_What you have to do_
Pull every line holding the string "牢记使命" from the records below.

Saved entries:
========
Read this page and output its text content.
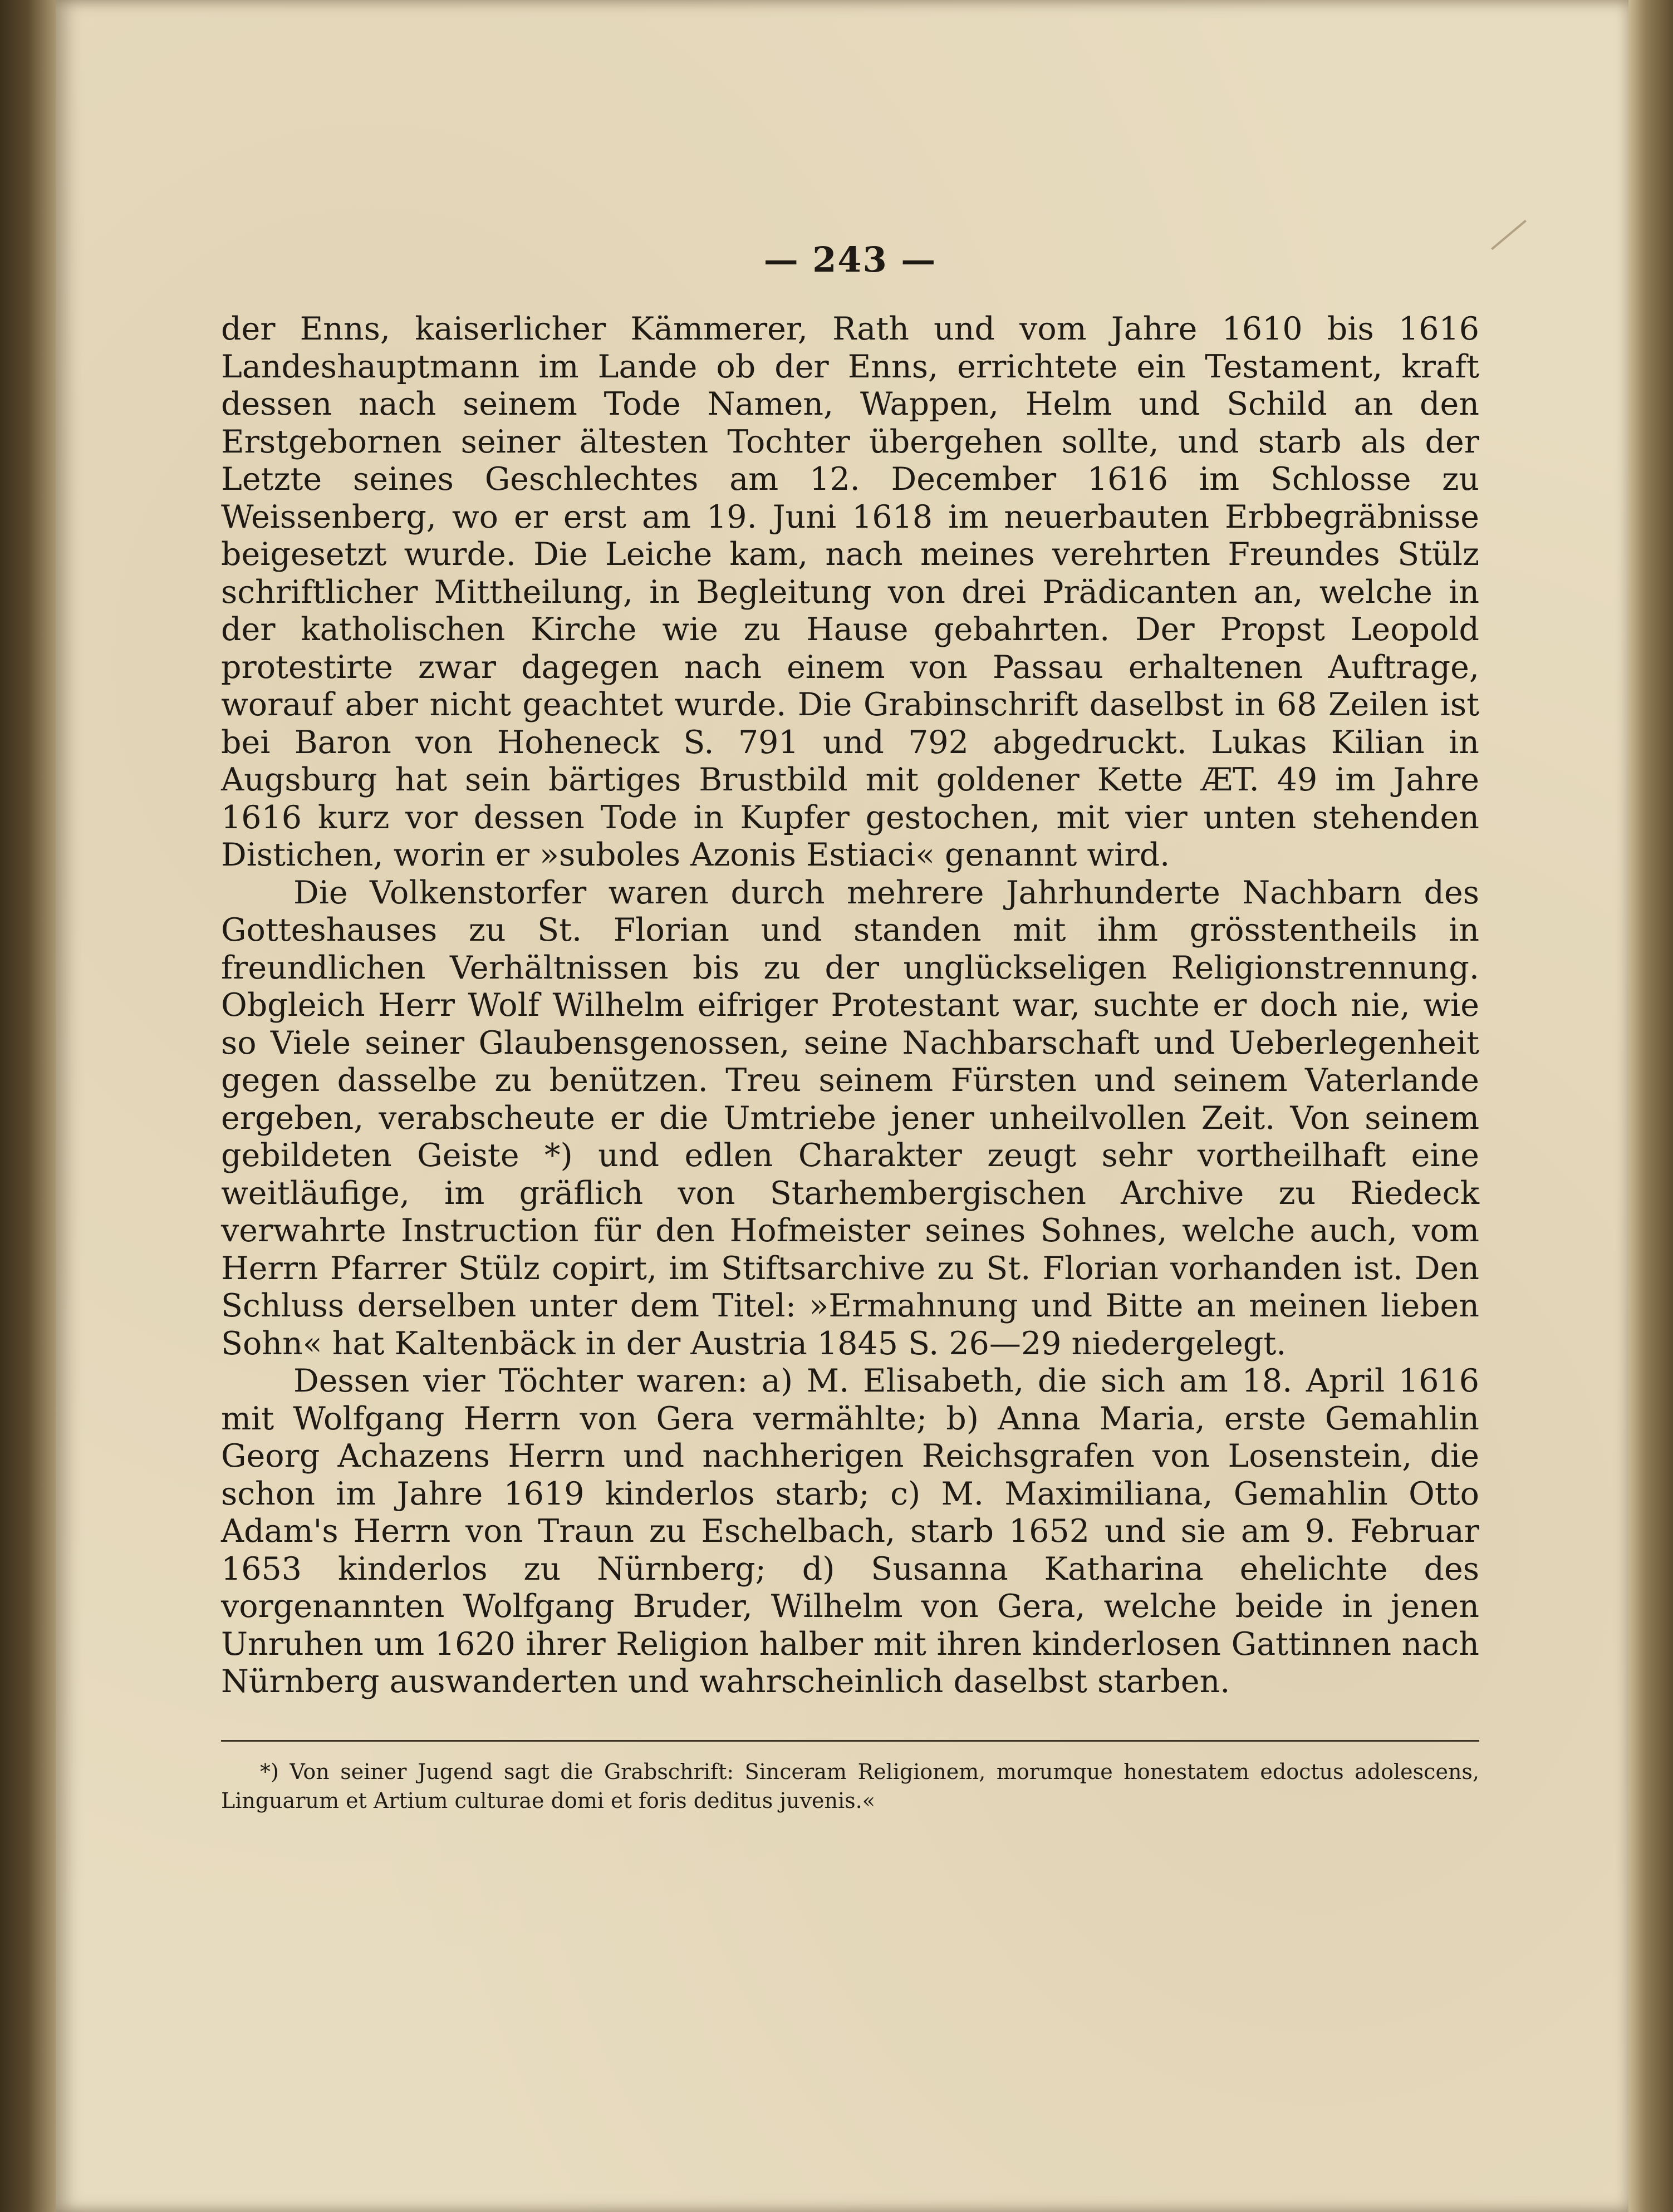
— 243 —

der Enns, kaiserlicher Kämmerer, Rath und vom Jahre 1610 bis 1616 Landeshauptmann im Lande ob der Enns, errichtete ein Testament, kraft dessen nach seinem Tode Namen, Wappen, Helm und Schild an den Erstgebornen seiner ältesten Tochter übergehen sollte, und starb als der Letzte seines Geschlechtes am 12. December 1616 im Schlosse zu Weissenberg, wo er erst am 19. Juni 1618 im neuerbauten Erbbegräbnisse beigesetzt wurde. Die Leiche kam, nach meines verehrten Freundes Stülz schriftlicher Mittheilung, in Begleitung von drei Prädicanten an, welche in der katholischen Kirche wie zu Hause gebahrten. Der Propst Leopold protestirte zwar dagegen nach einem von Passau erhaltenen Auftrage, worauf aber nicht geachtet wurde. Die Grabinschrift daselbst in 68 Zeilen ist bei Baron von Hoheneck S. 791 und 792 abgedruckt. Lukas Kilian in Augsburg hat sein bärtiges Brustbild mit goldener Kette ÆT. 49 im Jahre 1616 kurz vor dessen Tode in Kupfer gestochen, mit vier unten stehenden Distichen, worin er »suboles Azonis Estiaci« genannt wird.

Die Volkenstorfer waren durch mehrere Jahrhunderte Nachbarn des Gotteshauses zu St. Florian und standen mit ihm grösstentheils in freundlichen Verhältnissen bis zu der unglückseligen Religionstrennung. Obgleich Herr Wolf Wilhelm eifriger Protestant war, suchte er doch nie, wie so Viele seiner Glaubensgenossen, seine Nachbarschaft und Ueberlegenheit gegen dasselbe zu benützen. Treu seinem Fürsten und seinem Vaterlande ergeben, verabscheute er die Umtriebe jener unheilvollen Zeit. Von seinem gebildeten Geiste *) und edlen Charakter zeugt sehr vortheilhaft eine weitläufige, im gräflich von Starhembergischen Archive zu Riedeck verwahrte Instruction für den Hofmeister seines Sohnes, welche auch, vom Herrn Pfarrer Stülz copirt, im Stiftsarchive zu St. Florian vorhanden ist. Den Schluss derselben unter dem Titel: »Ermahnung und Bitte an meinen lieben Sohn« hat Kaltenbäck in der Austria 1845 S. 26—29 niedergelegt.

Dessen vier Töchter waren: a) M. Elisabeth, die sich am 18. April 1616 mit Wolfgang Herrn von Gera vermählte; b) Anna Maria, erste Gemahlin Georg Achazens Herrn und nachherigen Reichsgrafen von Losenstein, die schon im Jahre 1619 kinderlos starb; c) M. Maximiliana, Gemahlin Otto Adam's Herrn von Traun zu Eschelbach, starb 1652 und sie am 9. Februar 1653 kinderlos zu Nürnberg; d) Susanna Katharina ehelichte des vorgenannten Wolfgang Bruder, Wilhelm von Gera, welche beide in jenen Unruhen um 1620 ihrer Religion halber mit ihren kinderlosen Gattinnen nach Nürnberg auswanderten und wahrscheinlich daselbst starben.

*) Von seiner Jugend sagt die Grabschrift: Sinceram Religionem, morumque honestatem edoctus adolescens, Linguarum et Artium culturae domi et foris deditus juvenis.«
========
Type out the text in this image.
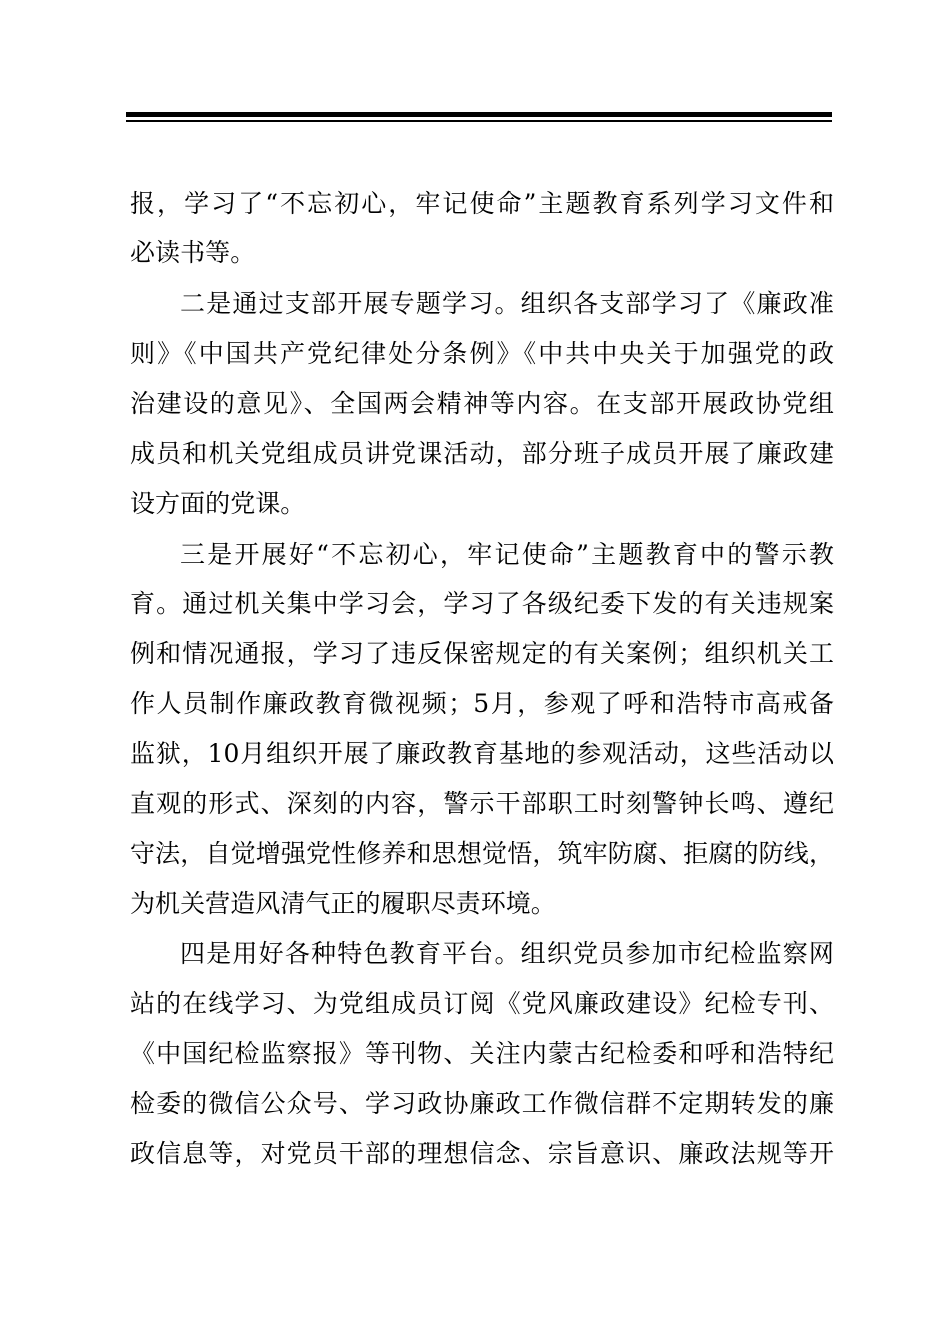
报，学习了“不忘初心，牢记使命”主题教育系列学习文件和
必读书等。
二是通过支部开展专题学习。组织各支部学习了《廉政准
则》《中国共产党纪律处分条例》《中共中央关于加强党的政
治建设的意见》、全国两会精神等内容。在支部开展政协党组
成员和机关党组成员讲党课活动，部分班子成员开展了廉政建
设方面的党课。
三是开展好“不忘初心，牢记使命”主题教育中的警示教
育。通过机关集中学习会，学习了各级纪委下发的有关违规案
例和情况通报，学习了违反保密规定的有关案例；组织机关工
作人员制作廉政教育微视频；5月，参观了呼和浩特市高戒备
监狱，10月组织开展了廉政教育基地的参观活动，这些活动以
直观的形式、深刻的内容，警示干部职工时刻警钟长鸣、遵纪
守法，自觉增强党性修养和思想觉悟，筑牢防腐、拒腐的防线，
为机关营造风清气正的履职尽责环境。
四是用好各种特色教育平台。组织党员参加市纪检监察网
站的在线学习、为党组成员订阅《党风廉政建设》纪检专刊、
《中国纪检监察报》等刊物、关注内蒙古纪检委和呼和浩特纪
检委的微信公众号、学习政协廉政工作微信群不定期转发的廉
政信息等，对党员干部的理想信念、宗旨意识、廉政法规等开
========
_Exercise answer_
报，学习了“不忘初心，牢记使命”主题教育系列学习文件和
三是开展好“不忘初心，牢记使命”主题教育中的警示教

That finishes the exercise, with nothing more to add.